Work to complete =
Show every line that has the string "Community" in it.

Data in this exercise =
(begin)

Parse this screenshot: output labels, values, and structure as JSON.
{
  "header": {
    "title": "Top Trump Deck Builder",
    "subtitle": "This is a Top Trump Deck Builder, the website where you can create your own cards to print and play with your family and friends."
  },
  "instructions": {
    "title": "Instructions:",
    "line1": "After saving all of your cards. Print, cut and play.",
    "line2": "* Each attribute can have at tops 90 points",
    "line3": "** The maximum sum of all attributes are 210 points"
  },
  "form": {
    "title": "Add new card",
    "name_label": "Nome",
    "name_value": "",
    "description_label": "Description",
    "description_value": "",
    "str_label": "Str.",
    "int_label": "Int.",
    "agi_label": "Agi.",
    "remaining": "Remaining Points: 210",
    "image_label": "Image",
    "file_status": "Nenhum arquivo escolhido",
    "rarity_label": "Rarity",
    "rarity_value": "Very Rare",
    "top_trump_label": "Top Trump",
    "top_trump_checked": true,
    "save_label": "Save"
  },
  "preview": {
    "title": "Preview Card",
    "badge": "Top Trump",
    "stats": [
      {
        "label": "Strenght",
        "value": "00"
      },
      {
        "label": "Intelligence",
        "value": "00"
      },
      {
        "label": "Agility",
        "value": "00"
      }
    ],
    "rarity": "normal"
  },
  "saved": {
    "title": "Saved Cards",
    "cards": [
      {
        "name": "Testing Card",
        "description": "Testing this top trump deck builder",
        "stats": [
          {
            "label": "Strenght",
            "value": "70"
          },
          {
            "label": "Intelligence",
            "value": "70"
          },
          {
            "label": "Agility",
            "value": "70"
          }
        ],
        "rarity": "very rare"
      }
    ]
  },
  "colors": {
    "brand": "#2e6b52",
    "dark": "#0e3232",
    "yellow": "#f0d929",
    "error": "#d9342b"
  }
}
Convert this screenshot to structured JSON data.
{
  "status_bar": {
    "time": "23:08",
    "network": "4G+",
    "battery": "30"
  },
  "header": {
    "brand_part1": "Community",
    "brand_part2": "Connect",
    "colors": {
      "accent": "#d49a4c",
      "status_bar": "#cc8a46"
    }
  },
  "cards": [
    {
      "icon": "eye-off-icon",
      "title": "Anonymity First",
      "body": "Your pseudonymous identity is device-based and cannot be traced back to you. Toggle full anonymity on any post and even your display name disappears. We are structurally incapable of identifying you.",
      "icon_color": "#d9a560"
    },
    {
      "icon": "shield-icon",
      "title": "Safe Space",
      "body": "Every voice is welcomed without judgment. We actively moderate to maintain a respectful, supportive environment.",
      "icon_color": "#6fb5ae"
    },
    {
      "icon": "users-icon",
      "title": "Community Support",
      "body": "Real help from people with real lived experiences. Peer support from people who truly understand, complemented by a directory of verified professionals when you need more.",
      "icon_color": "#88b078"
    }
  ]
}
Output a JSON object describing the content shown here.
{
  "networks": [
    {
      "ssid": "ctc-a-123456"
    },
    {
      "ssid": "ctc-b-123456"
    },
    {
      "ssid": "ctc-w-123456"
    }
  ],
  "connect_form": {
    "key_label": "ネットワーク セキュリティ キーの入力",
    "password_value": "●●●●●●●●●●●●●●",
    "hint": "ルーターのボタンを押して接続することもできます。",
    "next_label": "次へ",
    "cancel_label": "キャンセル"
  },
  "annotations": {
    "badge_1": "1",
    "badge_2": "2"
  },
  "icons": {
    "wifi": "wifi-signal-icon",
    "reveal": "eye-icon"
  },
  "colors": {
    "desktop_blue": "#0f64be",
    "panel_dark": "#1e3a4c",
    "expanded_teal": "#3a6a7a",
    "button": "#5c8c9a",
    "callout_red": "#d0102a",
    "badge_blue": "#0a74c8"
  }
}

(end)

Reply to the exercise =
    "brand_part1": "Community",
      "title": "Community Support",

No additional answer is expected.